*Work instructions*. Return the full material exactly.
-- START --
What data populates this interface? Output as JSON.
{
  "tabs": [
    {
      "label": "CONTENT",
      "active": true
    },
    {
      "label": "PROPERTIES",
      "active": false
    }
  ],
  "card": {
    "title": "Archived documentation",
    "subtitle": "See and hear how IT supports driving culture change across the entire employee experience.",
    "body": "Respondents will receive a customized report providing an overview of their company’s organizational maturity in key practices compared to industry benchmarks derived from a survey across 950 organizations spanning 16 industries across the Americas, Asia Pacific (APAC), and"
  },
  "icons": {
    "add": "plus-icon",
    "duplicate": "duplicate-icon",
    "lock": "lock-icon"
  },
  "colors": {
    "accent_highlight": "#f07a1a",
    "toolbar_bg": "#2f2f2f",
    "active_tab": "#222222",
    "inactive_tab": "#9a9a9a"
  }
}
-- END --
*Result for this exercise*.
What data populates this interface? Output as JSON.
{
  "tabs": [
    {
      "label": "CONTENT",
      "active": true
    },
    {
      "label": "PROPERTIES",
      "active": false
    }
  ],
  "card": {
    "title": "Archived documentation",
    "subtitle": "See and hear how IT supports driving culture change across the entire employee experience.",
    "body": "Respondents will receive a customized report providing an overview of their company’s organizational maturity in key practices compared to industry benchmarks derived from a survey across 950 organizations spanning 16 industries across the Americas, Asia Pacific (APAC), and"
  },
  "icons": {
    "add": "plus-icon",
    "duplicate": "duplicate-icon",
    "lock": "lock-icon"
  },
  "colors": {
    "accent_highlight": "#f07a1a",
    "toolbar_bg": "#2f2f2f",
    "active_tab": "#222222",
    "inactive_tab": "#9a9a9a"
  }
}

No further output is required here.